▶ Goal of the exercise
Make an exact copy of all the records.
** BEGIN Task input **
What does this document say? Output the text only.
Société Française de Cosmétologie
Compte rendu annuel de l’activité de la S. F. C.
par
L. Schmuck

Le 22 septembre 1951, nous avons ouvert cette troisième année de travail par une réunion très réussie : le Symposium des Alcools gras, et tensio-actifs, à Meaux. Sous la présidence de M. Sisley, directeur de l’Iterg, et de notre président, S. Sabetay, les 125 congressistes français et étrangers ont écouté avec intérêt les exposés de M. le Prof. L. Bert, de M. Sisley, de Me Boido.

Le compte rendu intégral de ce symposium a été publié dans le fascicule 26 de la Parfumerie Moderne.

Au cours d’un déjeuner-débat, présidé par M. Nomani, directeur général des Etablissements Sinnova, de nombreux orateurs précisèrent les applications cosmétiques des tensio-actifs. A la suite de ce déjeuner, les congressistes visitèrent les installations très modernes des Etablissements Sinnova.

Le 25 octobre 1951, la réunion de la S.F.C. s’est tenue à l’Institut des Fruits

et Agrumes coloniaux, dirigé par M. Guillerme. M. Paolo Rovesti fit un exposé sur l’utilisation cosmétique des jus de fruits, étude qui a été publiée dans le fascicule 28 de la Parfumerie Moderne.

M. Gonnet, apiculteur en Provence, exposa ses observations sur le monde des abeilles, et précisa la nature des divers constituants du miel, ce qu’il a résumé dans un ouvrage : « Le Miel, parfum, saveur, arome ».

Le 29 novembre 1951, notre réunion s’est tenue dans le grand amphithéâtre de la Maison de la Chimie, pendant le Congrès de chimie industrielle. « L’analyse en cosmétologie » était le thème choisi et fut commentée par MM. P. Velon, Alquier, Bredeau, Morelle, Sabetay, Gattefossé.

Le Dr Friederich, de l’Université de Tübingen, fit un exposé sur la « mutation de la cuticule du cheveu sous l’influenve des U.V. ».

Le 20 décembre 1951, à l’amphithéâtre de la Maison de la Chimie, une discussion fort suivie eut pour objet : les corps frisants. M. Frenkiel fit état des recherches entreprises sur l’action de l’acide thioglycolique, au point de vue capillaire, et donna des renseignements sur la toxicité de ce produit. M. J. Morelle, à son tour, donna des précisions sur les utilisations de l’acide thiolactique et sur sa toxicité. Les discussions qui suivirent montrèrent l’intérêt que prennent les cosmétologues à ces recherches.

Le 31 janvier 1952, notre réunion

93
** END Task input **
▶ Completed exercise
What does this document say? Output the text only.
Société Française de Cosmétologie
Compte rendu annuel de l’activité de la S. F. C.
par
L. Schmuck

Le 22 septembre 1951, nous avons ouvert cette troisième année de travail par une réunion très réussie : le Symposium des Alcools gras, et tensio-actifs, à Meaux. Sous la présidence de M. Sisley, directeur de l’Iterg, et de notre président, S. Sabetay, les 125 congressistes français et étrangers ont écouté avec intérêt les exposés de M. le Prof. L. Bert, de M. Sisley, de Me Boido.

Le compte rendu intégral de ce symposium a été publié dans le fascicule 26 de la Parfumerie Moderne.

Au cours d’un déjeuner-débat, présidé par M. Nomani, directeur général des Etablissements Sinnova, de nombreux orateurs précisèrent les applications cosmétiques des tensio-actifs. A la suite de ce déjeuner, les congressistes visitèrent les installations très modernes des Etablissements Sinnova.

Le 25 octobre 1951, la réunion de la S.F.C. s’est tenue à l’Institut des Fruits

et Agrumes coloniaux, dirigé par M. Guillerme. M. Paolo Rovesti fit un exposé sur l’utilisation cosmétique des jus de fruits, étude qui a été publiée dans le fascicule 28 de la Parfumerie Moderne.

M. Gonnet, apiculteur en Provence, exposa ses observations sur le monde des abeilles, et précisa la nature des divers constituants du miel, ce qu’il a résumé dans un ouvrage : « Le Miel, parfum, saveur, arome ».

Le 29 novembre 1951, notre réunion s’est tenue dans le grand amphithéâtre de la Maison de la Chimie, pendant le Congrès de chimie industrielle. « L’analyse en cosmétologie » était le thème choisi et fut commentée par MM. P. Velon, Alquier, Bredeau, Morelle, Sabetay, Gattefossé.

Le Dr Friederich, de l’Université de Tübingen, fit un exposé sur la « mutation de la cuticule du cheveu sous l’influenve des U.V. ».

Le 20 décembre 1951, à l’amphithéâtre de la Maison de la Chimie, une discussion fort suivie eut pour objet : les corps frisants. M. Frenkiel fit état des recherches entreprises sur l’action de l’acide thioglycolique, au point de vue capillaire, et donna des renseignements sur la toxicité de ce produit. M. J. Morelle, à son tour, donna des précisions sur les utilisations de l’acide thiolactique et sur sa toxicité. Les discussions qui suivirent montrèrent l’intérêt que prennent les cosmétologues à ces recherches.

Le 31 janvier 1952, notre réunion

93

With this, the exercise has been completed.